Dataset content
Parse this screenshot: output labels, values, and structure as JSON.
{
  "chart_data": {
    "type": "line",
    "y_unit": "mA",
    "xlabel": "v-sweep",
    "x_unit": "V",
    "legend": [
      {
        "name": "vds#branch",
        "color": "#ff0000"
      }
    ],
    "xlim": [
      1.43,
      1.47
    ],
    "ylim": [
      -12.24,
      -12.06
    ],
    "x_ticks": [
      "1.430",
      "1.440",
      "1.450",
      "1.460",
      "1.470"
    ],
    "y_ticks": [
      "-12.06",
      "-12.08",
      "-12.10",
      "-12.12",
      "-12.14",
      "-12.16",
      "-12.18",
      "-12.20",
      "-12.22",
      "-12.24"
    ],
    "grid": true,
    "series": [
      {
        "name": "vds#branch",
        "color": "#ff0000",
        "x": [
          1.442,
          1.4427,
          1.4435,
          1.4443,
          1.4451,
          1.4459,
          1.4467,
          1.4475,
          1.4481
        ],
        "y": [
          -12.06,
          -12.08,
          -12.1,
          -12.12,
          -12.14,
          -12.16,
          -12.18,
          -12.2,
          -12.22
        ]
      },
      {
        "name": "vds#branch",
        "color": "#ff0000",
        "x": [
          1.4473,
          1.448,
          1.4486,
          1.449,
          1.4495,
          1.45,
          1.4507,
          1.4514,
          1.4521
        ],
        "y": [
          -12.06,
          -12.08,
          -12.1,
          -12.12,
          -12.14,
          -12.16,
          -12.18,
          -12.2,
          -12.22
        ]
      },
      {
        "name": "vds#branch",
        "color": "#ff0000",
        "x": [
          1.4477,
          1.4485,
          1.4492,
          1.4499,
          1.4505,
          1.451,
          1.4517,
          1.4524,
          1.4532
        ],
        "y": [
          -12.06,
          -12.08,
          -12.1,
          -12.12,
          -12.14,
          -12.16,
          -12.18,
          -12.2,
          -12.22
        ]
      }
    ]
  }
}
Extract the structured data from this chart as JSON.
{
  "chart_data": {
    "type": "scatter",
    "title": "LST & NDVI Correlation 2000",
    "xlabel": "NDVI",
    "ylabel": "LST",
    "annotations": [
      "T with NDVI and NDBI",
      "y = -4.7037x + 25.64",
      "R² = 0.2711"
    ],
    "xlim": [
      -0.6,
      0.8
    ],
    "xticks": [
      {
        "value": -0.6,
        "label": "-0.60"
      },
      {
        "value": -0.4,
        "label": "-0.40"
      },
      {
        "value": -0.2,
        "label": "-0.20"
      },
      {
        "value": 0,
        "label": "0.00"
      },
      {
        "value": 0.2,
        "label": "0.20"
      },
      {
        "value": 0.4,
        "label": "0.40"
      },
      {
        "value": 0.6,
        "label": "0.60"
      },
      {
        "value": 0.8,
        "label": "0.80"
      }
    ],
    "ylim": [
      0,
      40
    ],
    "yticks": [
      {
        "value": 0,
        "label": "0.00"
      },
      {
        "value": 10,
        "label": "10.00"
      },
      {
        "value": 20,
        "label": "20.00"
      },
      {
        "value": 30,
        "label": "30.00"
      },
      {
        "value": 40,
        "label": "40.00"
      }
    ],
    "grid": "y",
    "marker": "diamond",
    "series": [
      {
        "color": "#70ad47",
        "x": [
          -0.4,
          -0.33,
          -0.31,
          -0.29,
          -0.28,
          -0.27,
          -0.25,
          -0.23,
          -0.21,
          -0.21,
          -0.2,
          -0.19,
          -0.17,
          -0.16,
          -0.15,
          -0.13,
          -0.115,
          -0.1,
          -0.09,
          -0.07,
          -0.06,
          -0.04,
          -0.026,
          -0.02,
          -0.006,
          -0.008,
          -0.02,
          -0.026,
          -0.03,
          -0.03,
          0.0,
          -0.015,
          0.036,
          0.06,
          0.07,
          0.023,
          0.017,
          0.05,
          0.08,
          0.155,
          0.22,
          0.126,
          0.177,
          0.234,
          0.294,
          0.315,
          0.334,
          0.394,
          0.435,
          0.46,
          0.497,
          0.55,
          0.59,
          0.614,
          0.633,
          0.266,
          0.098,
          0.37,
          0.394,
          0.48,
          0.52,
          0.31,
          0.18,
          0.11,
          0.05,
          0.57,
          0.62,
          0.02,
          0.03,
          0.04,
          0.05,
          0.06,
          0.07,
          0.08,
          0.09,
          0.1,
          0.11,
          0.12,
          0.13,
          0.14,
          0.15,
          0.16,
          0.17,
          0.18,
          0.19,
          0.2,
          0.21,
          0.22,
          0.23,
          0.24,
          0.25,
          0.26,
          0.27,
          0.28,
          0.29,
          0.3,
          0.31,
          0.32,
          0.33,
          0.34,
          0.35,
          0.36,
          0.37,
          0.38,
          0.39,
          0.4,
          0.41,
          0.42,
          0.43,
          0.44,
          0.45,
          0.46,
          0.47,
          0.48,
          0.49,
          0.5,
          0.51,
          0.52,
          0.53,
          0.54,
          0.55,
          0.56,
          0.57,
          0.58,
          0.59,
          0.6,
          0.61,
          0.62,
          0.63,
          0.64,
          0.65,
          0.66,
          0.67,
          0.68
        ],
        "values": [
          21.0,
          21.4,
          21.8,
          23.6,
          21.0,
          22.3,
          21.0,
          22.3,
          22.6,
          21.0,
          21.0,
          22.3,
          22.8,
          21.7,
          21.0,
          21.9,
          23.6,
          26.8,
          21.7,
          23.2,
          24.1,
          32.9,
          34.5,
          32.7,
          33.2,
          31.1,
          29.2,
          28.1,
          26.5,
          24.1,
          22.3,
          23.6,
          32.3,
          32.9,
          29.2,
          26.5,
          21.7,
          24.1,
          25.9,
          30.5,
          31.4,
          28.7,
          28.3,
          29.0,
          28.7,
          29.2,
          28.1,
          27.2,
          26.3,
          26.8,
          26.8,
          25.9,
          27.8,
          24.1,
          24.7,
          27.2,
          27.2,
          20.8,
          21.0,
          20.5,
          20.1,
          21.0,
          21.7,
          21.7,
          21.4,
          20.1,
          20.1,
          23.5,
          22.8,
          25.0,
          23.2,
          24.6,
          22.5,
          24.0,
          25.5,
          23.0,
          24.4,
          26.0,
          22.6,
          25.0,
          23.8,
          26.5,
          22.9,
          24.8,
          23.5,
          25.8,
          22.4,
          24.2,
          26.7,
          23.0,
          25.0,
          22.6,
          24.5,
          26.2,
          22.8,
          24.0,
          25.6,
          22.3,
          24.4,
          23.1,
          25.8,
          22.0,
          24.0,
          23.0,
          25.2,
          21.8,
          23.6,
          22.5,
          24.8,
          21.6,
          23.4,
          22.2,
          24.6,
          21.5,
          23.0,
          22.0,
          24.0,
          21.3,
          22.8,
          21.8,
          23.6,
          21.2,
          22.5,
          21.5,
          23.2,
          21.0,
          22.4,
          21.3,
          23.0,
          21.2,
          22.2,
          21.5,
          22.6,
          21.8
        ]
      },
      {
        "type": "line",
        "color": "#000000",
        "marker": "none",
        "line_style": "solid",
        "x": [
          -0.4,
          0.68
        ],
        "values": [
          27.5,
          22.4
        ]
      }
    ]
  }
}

Challenge
Reproduce each entry above exactly, keeping every word.

Full output
Parse this screenshot: output labels, values, and structure as JSON.
{
  "chart_data": {
    "type": "line",
    "y_unit": "mA",
    "xlabel": "v-sweep",
    "x_unit": "V",
    "legend": [
      {
        "name": "vds#branch",
        "color": "#ff0000"
      }
    ],
    "xlim": [
      1.43,
      1.47
    ],
    "ylim": [
      -12.24,
      -12.06
    ],
    "x_ticks": [
      "1.430",
      "1.440",
      "1.450",
      "1.460",
      "1.470"
    ],
    "y_ticks": [
      "-12.06",
      "-12.08",
      "-12.10",
      "-12.12",
      "-12.14",
      "-12.16",
      "-12.18",
      "-12.20",
      "-12.22",
      "-12.24"
    ],
    "grid": true,
    "series": [
      {
        "name": "vds#branch",
        "color": "#ff0000",
        "x": [
          1.442,
          1.4427,
          1.4435,
          1.4443,
          1.4451,
          1.4459,
          1.4467,
          1.4475,
          1.4481
        ],
        "y": [
          -12.06,
          -12.08,
          -12.1,
          -12.12,
          -12.14,
          -12.16,
          -12.18,
          -12.2,
          -12.22
        ]
      },
      {
        "name": "vds#branch",
        "color": "#ff0000",
        "x": [
          1.4473,
          1.448,
          1.4486,
          1.449,
          1.4495,
          1.45,
          1.4507,
          1.4514,
          1.4521
        ],
        "y": [
          -12.06,
          -12.08,
          -12.1,
          -12.12,
          -12.14,
          -12.16,
          -12.18,
          -12.2,
          -12.22
        ]
      },
      {
        "name": "vds#branch",
        "color": "#ff0000",
        "x": [
          1.4477,
          1.4485,
          1.4492,
          1.4499,
          1.4505,
          1.451,
          1.4517,
          1.4524,
          1.4532
        ],
        "y": [
          -12.06,
          -12.08,
          -12.1,
          -12.12,
          -12.14,
          -12.16,
          -12.18,
          -12.2,
          -12.22
        ]
      }
    ]
  }
}
Extract the structured data from this chart as JSON.
{
  "chart_data": {
    "type": "scatter",
    "title": "LST & NDVI Correlation 2000",
    "xlabel": "NDVI",
    "ylabel": "LST",
    "annotations": [
      "T with NDVI and NDBI",
      "y = -4.7037x + 25.64",
      "R² = 0.2711"
    ],
    "xlim": [
      -0.6,
      0.8
    ],
    "xticks": [
      {
        "value": -0.6,
        "label": "-0.60"
      },
      {
        "value": -0.4,
        "label": "-0.40"
      },
      {
        "value": -0.2,
        "label": "-0.20"
      },
      {
        "value": 0,
        "label": "0.00"
      },
      {
        "value": 0.2,
        "label": "0.20"
      },
      {
        "value": 0.4,
        "label": "0.40"
      },
      {
        "value": 0.6,
        "label": "0.60"
      },
      {
        "value": 0.8,
        "label": "0.80"
      }
    ],
    "ylim": [
      0,
      40
    ],
    "yticks": [
      {
        "value": 0,
        "label": "0.00"
      },
      {
        "value": 10,
        "label": "10.00"
      },
      {
        "value": 20,
        "label": "20.00"
      },
      {
        "value": 30,
        "label": "30.00"
      },
      {
        "value": 40,
        "label": "40.00"
      }
    ],
    "grid": "y",
    "marker": "diamond",
    "series": [
      {
        "color": "#70ad47",
        "x": [
          -0.4,
          -0.33,
          -0.31,
          -0.29,
          -0.28,
          -0.27,
          -0.25,
          -0.23,
          -0.21,
          -0.21,
          -0.2,
          -0.19,
          -0.17,
          -0.16,
          -0.15,
          -0.13,
          -0.115,
          -0.1,
          -0.09,
          -0.07,
          -0.06,
          -0.04,
          -0.026,
          -0.02,
          -0.006,
          -0.008,
          -0.02,
          -0.026,
          -0.03,
          -0.03,
          0.0,
          -0.015,
          0.036,
          0.06,
          0.07,
          0.023,
          0.017,
          0.05,
          0.08,
          0.155,
          0.22,
          0.126,
          0.177,
          0.234,
          0.294,
          0.315,
          0.334,
          0.394,
          0.435,
          0.46,
          0.497,
          0.55,
          0.59,
          0.614,
          0.633,
          0.266,
          0.098,
          0.37,
          0.394,
          0.48,
          0.52,
          0.31,
          0.18,
          0.11,
          0.05,
          0.57,
          0.62,
          0.02,
          0.03,
          0.04,
          0.05,
          0.06,
          0.07,
          0.08,
          0.09,
          0.1,
          0.11,
          0.12,
          0.13,
          0.14,
          0.15,
          0.16,
          0.17,
          0.18,
          0.19,
          0.2,
          0.21,
          0.22,
          0.23,
          0.24,
          0.25,
          0.26,
          0.27,
          0.28,
          0.29,
          0.3,
          0.31,
          0.32,
          0.33,
          0.34,
          0.35,
          0.36,
          0.37,
          0.38,
          0.39,
          0.4,
          0.41,
          0.42,
          0.43,
          0.44,
          0.45,
          0.46,
          0.47,
          0.48,
          0.49,
          0.5,
          0.51,
          0.52,
          0.53,
          0.54,
          0.55,
          0.56,
          0.57,
          0.58,
          0.59,
          0.6,
          0.61,
          0.62,
          0.63,
          0.64,
          0.65,
          0.66,
          0.67,
          0.68
        ],
        "values": [
          21.0,
          21.4,
          21.8,
          23.6,
          21.0,
          22.3,
          21.0,
          22.3,
          22.6,
          21.0,
          21.0,
          22.3,
          22.8,
          21.7,
          21.0,
          21.9,
          23.6,
          26.8,
          21.7,
          23.2,
          24.1,
          32.9,
          34.5,
          32.7,
          33.2,
          31.1,
          29.2,
          28.1,
          26.5,
          24.1,
          22.3,
          23.6,
          32.3,
          32.9,
          29.2,
          26.5,
          21.7,
          24.1,
          25.9,
          30.5,
          31.4,
          28.7,
          28.3,
          29.0,
          28.7,
          29.2,
          28.1,
          27.2,
          26.3,
          26.8,
          26.8,
          25.9,
          27.8,
          24.1,
          24.7,
          27.2,
          27.2,
          20.8,
          21.0,
          20.5,
          20.1,
          21.0,
          21.7,
          21.7,
          21.4,
          20.1,
          20.1,
          23.5,
          22.8,
          25.0,
          23.2,
          24.6,
          22.5,
          24.0,
          25.5,
          23.0,
          24.4,
          26.0,
          22.6,
          25.0,
          23.8,
          26.5,
          22.9,
          24.8,
          23.5,
          25.8,
          22.4,
          24.2,
          26.7,
          23.0,
          25.0,
          22.6,
          24.5,
          26.2,
          22.8,
          24.0,
          25.6,
          22.3,
          24.4,
          23.1,
          25.8,
          22.0,
          24.0,
          23.0,
          25.2,
          21.8,
          23.6,
          22.5,
          24.8,
          21.6,
          23.4,
          22.2,
          24.6,
          21.5,
          23.0,
          22.0,
          24.0,
          21.3,
          22.8,
          21.8,
          23.6,
          21.2,
          22.5,
          21.5,
          23.2,
          21.0,
          22.4,
          21.3,
          23.0,
          21.2,
          22.2,
          21.5,
          22.6,
          21.8
        ]
      },
      {
        "type": "line",
        "color": "#000000",
        "marker": "none",
        "line_style": "solid",
        "x": [
          -0.4,
          0.68
        ],
        "values": [
          27.5,
          22.4
        ]
      }
    ]
  }
}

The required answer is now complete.